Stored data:
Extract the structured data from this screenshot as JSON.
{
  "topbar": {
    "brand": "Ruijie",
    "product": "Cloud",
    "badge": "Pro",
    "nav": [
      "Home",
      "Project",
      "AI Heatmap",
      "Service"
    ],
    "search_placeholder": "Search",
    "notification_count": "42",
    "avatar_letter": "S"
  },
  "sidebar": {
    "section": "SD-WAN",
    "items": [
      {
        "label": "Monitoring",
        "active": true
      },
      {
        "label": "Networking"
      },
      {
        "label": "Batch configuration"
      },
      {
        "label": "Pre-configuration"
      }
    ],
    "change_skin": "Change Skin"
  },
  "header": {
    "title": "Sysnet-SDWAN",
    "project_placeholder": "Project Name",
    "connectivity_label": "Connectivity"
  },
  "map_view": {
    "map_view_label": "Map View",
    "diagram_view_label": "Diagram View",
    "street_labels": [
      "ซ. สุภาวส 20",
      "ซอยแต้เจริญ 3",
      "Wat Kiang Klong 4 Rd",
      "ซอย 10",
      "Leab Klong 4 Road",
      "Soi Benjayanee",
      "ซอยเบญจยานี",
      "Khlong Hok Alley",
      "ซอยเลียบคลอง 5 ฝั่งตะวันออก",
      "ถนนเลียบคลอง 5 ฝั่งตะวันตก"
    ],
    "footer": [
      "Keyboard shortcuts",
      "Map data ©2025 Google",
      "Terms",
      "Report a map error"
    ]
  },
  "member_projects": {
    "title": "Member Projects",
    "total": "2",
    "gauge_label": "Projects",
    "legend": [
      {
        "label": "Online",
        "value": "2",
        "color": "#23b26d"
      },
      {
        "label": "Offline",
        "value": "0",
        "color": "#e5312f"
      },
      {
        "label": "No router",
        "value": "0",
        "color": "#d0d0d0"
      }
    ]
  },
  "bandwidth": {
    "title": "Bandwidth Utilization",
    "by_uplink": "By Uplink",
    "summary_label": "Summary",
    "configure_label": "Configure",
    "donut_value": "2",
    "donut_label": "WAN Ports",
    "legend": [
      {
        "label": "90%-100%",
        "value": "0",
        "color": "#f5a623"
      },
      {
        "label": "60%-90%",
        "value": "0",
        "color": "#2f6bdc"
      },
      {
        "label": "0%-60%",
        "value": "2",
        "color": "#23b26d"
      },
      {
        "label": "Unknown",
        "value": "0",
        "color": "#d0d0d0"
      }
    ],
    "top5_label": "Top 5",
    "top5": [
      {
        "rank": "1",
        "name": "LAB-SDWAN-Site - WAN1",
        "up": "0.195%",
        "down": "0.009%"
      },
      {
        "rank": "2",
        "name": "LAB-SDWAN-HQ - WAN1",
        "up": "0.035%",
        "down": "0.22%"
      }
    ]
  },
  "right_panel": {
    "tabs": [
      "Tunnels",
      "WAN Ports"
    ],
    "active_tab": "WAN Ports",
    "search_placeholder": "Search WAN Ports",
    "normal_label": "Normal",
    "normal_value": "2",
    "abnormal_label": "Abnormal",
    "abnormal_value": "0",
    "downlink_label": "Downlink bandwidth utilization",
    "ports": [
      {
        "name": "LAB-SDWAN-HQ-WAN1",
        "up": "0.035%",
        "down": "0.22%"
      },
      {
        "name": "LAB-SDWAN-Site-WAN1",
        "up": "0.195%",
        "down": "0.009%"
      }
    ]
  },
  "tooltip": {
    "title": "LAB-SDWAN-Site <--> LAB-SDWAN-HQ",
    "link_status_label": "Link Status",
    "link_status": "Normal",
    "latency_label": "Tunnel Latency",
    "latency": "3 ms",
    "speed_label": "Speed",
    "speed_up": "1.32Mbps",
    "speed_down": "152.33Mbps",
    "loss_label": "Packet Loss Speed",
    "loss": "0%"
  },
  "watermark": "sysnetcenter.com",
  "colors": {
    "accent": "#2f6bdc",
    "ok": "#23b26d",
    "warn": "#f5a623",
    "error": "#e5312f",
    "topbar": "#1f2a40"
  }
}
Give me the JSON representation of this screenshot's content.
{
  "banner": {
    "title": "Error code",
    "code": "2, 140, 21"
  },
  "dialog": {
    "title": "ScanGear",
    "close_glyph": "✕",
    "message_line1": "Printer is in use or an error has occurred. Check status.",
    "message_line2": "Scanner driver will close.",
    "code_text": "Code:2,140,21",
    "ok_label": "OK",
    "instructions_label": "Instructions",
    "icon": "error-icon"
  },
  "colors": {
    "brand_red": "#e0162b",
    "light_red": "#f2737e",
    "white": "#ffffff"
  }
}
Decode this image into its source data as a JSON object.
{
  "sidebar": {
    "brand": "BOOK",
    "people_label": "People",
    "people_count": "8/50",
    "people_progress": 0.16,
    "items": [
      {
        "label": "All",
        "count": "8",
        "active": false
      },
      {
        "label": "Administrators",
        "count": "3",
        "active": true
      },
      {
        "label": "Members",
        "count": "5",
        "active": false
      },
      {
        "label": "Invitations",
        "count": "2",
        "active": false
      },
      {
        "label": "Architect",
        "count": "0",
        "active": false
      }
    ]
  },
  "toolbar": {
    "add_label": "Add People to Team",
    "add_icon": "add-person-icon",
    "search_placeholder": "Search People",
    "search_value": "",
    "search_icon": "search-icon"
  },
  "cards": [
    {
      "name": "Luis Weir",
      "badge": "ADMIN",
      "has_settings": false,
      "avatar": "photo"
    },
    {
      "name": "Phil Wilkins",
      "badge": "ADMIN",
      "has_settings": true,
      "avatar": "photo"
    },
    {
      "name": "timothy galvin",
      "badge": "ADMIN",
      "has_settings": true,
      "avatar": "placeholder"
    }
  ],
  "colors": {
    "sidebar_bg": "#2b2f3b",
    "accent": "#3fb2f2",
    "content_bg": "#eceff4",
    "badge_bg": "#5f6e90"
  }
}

PROBLEM DESCRIPTION: Produce an exact copy of the lines from the one containing "Decode this image" through the last line, and of nothing else.

THE REPLY:
Decode this image into its source data as a JSON object.
{
  "sidebar": {
    "brand": "BOOK",
    "people_label": "People",
    "people_count": "8/50",
    "people_progress": 0.16,
    "items": [
      {
        "label": "All",
        "count": "8",
        "active": false
      },
      {
        "label": "Administrators",
        "count": "3",
        "active": true
      },
      {
        "label": "Members",
        "count": "5",
        "active": false
      },
      {
        "label": "Invitations",
        "count": "2",
        "active": false
      },
      {
        "label": "Architect",
        "count": "0",
        "active": false
      }
    ]
  },
  "toolbar": {
    "add_label": "Add People to Team",
    "add_icon": "add-person-icon",
    "search_placeholder": "Search People",
    "search_value": "",
    "search_icon": "search-icon"
  },
  "cards": [
    {
      "name": "Luis Weir",
      "badge": "ADMIN",
      "has_settings": false,
      "avatar": "photo"
    },
    {
      "name": "Phil Wilkins",
      "badge": "ADMIN",
      "has_settings": true,
      "avatar": "photo"
    },
    {
      "name": "timothy galvin",
      "badge": "ADMIN",
      "has_settings": true,
      "avatar": "placeholder"
    }
  ],
  "colors": {
    "sidebar_bg": "#2b2f3b",
    "accent": "#3fb2f2",
    "content_bg": "#eceff4",
    "badge_bg": "#5f6e90"
  }
}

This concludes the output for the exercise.